* [Exercise instructions] Output solely the number of lines containing the string "type".

[Recorded data]
********

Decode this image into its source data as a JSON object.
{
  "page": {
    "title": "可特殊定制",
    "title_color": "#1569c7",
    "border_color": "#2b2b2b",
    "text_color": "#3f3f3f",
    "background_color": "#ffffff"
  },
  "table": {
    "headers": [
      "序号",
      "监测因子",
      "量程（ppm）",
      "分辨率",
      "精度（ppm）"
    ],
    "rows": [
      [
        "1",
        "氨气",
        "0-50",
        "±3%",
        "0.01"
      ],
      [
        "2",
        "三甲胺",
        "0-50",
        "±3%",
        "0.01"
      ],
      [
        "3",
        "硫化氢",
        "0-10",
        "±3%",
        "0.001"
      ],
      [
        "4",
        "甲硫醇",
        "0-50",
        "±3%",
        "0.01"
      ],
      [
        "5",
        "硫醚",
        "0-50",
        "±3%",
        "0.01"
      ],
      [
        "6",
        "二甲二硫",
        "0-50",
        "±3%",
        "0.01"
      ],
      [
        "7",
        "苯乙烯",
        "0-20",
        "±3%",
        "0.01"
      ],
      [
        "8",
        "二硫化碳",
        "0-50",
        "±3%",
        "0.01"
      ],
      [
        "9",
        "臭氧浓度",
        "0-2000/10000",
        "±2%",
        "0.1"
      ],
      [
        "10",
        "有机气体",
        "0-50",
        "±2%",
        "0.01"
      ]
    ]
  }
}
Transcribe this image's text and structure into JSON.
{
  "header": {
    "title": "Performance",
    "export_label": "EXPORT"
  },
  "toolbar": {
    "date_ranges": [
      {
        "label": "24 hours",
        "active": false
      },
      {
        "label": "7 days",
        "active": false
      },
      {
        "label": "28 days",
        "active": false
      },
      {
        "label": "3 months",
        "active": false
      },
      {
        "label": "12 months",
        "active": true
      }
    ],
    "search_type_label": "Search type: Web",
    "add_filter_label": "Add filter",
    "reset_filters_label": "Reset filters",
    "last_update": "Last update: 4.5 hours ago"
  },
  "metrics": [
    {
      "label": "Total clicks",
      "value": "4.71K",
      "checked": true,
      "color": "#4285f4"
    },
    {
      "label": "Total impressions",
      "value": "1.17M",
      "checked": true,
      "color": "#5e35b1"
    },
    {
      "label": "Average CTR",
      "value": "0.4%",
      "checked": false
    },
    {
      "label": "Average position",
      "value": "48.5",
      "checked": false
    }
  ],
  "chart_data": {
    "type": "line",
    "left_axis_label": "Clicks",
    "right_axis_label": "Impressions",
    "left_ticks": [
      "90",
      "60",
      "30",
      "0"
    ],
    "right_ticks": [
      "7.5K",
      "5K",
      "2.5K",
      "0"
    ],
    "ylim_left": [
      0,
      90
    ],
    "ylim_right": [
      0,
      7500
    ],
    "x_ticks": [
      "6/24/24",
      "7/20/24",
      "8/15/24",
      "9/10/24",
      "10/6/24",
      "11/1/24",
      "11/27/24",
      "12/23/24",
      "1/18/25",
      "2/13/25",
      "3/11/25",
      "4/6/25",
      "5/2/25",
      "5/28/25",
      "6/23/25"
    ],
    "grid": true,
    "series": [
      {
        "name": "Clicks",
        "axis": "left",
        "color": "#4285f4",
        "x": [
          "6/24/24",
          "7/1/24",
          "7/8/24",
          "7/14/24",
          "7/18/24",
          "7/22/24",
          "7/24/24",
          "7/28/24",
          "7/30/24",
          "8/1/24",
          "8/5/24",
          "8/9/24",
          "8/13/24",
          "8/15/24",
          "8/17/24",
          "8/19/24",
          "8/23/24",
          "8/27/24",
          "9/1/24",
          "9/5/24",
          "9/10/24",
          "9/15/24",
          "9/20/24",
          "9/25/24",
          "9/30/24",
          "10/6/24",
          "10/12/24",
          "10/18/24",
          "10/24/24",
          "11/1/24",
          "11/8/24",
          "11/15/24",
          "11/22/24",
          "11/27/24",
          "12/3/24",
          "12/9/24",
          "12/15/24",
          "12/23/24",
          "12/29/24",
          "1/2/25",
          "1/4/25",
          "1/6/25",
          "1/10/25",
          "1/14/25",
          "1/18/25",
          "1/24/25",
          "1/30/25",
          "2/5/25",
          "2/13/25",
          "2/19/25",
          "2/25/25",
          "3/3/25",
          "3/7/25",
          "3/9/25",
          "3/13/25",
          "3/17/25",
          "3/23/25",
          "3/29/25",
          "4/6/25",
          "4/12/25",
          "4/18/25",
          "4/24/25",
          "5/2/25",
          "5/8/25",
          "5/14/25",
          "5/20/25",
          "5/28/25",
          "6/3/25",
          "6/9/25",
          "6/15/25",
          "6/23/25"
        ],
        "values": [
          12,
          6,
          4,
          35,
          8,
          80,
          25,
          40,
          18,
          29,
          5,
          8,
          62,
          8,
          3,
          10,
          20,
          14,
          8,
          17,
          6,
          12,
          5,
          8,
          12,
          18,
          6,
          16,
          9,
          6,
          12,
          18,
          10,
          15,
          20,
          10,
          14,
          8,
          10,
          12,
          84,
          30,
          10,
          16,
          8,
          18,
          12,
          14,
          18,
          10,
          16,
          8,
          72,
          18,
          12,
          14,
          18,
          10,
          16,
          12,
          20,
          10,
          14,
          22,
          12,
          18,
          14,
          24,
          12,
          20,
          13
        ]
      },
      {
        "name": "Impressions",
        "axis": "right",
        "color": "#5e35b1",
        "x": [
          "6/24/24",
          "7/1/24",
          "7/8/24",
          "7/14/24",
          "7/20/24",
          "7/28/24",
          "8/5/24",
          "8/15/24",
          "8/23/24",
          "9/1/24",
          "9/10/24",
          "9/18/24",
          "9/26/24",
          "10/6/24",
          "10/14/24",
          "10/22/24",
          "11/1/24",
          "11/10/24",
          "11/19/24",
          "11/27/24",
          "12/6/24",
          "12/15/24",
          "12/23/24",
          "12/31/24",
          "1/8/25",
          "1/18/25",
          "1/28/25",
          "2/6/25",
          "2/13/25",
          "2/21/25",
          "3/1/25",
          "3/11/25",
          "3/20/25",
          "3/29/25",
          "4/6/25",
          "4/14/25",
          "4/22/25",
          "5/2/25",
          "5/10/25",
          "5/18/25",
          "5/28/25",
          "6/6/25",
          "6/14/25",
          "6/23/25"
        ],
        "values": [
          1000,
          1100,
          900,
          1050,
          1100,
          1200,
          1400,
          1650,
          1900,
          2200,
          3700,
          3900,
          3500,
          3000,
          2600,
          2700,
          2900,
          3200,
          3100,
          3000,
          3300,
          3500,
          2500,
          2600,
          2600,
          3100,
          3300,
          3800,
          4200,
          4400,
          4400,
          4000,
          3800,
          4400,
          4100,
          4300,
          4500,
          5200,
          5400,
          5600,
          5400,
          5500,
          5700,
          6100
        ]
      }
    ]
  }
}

********

* [Task solution] 2